### Task brief
Only the number is wanted: how many lines contain "object"?

### Material for this exercise
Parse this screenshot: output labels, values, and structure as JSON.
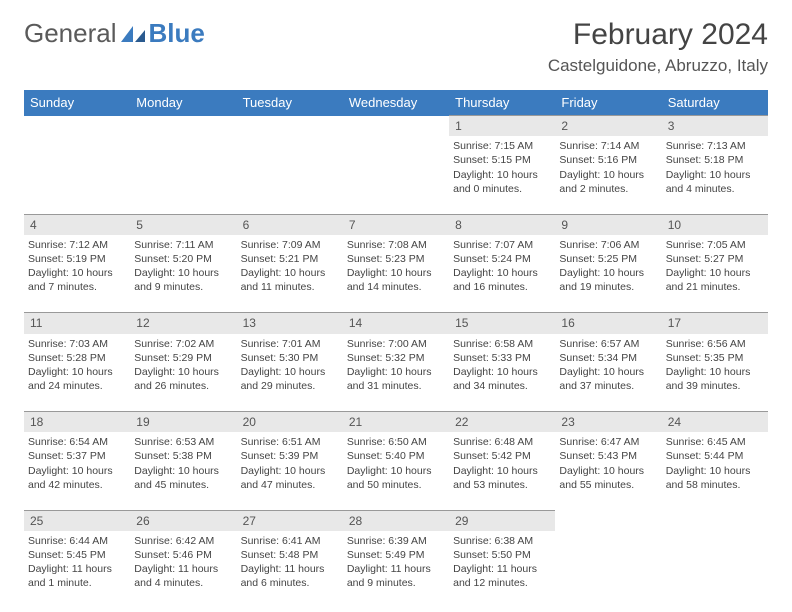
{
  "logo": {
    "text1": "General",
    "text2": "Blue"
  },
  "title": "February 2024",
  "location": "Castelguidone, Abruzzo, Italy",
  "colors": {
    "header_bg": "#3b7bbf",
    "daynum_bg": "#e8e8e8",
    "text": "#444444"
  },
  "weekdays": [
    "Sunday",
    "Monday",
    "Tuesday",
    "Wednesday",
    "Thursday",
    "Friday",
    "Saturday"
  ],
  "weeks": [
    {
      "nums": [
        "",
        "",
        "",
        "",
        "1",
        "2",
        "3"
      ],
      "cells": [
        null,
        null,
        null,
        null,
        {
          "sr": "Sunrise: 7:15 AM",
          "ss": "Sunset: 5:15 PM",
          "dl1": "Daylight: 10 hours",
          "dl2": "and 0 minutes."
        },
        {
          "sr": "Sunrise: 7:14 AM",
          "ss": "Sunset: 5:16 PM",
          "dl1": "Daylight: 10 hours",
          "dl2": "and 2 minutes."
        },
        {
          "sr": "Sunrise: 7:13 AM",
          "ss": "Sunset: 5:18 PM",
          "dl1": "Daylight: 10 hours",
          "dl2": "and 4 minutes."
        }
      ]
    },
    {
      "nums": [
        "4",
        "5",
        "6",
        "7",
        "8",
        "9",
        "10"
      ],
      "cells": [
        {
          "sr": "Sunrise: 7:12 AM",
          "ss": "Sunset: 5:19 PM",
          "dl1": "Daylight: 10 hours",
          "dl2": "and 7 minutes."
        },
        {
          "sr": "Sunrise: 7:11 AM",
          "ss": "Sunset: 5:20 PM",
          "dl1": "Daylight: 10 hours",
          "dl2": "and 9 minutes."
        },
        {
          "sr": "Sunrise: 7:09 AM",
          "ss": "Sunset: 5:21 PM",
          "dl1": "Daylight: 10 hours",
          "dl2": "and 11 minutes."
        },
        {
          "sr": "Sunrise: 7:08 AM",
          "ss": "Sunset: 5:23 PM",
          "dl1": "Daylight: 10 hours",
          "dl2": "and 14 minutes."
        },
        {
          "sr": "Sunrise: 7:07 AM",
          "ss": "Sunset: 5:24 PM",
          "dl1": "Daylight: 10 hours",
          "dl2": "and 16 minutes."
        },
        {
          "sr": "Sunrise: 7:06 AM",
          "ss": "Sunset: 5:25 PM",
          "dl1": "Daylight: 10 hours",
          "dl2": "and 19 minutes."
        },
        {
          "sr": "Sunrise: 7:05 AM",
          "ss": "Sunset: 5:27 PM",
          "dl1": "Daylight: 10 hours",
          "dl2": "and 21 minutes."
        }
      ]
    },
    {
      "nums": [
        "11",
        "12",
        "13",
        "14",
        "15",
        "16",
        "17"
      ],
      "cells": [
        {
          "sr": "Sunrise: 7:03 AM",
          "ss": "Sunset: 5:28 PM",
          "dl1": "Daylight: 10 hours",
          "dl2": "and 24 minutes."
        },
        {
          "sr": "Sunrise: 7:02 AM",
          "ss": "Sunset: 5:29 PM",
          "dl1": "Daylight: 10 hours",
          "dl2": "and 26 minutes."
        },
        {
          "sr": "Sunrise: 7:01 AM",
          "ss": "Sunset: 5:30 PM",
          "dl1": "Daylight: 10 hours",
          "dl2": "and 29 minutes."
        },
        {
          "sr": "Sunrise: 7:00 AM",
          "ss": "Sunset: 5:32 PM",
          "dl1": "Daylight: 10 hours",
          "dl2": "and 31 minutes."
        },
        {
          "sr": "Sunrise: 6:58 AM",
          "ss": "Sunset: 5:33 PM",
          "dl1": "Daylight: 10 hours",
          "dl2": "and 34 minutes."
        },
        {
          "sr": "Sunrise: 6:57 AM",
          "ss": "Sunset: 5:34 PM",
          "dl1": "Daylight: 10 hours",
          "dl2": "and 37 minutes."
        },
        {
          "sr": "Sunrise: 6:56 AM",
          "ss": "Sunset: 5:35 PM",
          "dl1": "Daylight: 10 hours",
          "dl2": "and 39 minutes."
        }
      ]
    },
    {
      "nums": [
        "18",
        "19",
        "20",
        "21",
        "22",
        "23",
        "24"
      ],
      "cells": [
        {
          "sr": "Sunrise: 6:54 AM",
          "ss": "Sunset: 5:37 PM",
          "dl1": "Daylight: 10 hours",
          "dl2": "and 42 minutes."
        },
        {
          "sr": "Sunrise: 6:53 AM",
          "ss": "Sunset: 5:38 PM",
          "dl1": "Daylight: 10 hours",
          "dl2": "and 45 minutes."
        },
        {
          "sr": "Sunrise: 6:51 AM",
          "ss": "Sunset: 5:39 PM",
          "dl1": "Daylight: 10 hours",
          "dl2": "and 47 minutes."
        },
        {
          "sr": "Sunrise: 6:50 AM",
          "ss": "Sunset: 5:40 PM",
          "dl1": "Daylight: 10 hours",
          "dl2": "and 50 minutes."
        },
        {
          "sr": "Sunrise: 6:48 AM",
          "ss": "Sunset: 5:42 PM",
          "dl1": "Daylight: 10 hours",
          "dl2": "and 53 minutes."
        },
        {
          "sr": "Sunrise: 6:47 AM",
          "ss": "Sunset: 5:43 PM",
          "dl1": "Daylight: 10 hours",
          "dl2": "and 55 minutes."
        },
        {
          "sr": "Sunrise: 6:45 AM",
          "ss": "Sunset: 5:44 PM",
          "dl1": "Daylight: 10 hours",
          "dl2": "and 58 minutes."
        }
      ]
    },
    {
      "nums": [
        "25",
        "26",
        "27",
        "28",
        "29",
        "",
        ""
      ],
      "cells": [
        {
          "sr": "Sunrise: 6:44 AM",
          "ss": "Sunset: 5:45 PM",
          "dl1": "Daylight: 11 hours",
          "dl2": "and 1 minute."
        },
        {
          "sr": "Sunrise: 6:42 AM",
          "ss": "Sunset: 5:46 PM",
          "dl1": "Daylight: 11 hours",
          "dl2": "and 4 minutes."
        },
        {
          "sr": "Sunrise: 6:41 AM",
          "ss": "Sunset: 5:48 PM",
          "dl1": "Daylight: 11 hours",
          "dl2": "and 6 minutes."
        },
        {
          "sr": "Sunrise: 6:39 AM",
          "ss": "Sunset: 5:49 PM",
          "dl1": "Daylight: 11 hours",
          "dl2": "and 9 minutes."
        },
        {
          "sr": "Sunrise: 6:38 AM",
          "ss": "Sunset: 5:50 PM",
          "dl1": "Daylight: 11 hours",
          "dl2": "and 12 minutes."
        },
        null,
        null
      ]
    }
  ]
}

...

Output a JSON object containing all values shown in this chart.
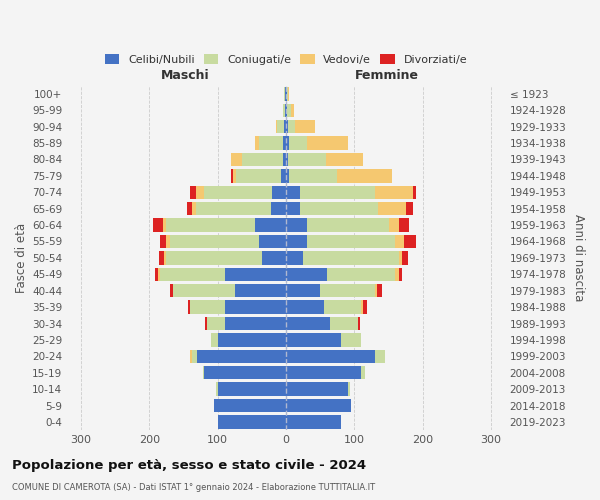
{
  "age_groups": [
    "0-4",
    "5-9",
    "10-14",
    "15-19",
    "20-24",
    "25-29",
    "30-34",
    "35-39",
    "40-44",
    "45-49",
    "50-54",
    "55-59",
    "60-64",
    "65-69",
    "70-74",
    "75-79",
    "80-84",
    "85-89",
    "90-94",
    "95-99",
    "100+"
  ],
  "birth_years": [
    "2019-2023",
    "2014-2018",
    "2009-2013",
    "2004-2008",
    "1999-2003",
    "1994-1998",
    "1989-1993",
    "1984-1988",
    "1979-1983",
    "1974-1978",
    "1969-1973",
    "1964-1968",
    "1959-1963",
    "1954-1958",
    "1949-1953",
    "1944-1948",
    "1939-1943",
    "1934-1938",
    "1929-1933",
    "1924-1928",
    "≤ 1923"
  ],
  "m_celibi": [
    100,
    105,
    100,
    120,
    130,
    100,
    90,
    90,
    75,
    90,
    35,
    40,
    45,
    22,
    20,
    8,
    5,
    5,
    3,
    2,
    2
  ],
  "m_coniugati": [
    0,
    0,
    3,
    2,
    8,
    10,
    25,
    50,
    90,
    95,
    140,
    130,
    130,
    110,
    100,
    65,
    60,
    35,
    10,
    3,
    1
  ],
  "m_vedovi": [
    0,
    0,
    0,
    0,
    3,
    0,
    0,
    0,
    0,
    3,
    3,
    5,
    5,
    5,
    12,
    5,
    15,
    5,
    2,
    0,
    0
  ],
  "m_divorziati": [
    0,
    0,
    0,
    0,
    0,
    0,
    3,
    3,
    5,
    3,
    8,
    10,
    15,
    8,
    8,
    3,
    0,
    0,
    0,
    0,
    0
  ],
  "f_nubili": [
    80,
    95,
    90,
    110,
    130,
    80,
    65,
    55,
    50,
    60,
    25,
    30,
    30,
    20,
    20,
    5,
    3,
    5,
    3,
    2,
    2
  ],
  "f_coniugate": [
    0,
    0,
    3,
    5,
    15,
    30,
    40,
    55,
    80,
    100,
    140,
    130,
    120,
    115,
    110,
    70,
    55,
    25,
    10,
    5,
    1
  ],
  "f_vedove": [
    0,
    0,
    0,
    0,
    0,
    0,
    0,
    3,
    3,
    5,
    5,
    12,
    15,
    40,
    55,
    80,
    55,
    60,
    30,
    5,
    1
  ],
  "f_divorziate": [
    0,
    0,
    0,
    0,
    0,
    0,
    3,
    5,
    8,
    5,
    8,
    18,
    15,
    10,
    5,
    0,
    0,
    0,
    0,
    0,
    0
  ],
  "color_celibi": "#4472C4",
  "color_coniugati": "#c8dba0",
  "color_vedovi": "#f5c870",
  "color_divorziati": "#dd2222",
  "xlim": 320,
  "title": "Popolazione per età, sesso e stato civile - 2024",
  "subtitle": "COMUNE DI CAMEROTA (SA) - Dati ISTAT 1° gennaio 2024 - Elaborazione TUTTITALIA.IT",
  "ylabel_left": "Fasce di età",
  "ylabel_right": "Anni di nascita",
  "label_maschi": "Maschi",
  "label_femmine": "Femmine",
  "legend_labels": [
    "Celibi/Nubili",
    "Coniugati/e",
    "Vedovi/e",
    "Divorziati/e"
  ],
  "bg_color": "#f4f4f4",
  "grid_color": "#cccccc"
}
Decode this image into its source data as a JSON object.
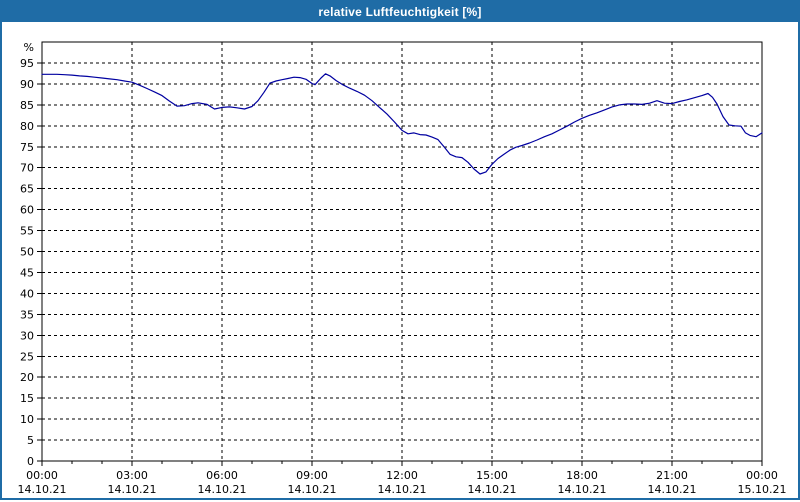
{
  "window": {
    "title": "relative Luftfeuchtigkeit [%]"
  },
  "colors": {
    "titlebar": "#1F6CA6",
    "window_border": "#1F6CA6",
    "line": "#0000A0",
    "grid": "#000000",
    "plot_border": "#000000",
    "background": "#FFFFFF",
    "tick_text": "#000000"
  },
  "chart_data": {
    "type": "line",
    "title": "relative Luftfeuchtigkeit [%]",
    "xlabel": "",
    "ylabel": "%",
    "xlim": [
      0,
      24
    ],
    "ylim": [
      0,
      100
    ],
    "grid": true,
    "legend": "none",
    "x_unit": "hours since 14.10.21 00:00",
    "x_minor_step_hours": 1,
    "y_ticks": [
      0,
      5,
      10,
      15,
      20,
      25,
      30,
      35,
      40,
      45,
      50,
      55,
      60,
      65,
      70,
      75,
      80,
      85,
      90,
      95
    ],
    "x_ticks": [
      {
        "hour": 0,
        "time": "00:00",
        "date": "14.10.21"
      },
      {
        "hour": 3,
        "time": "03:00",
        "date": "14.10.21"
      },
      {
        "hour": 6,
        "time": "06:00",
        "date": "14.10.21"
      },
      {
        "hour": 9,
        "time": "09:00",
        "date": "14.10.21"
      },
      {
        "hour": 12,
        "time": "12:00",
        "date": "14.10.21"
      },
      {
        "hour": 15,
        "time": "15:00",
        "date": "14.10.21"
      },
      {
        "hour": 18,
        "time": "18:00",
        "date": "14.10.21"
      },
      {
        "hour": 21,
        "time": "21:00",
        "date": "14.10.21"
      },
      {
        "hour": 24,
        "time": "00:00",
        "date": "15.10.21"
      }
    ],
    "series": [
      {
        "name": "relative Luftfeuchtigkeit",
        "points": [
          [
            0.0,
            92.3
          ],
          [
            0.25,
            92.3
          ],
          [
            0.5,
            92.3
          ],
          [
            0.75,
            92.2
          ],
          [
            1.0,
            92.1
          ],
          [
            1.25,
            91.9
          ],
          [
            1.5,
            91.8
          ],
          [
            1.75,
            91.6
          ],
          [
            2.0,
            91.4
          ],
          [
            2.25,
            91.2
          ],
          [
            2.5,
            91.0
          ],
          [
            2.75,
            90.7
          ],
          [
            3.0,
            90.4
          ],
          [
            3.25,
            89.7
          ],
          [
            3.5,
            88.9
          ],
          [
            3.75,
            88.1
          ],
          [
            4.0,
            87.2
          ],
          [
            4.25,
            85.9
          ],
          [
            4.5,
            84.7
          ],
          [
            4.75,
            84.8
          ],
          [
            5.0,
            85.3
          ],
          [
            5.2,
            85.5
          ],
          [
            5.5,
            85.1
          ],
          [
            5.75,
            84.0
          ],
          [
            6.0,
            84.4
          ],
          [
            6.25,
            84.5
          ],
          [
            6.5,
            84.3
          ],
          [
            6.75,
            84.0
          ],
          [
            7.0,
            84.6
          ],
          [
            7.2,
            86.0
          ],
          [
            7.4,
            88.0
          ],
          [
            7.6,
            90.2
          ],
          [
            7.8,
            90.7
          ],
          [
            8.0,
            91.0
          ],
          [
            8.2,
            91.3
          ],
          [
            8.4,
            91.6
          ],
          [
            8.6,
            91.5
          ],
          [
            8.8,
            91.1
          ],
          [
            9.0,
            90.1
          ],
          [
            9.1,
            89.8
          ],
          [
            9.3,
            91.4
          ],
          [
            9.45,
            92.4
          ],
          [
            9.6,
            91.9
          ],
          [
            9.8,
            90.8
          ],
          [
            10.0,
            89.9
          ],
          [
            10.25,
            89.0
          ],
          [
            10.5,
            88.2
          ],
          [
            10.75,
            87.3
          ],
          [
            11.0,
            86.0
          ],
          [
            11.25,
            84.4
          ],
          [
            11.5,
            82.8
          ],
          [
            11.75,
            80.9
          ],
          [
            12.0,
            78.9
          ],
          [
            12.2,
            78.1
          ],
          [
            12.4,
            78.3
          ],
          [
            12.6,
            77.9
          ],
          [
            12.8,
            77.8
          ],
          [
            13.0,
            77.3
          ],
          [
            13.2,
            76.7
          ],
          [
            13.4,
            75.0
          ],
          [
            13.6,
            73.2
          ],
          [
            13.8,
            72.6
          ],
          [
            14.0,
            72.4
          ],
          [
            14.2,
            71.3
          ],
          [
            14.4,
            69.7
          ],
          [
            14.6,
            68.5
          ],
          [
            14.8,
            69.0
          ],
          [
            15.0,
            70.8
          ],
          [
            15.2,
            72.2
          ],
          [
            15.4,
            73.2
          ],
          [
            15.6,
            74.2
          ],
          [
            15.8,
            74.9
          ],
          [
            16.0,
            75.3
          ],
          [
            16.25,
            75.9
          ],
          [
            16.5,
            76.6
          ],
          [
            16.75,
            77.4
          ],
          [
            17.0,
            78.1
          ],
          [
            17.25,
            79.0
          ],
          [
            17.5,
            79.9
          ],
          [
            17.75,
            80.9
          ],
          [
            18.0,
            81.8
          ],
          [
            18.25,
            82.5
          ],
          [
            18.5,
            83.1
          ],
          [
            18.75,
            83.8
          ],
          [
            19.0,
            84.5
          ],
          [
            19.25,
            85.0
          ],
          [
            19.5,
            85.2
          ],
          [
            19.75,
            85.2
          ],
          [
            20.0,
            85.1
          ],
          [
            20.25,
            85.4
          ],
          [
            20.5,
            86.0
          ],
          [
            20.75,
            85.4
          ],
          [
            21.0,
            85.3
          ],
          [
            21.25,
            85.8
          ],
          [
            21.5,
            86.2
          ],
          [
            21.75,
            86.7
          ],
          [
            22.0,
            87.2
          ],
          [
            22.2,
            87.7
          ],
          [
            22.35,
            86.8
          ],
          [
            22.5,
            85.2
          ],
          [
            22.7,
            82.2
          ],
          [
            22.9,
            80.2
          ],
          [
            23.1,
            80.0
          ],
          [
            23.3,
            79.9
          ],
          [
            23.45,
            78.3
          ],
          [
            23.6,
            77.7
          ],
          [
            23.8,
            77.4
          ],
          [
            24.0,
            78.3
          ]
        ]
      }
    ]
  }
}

### Solution for this exercise
2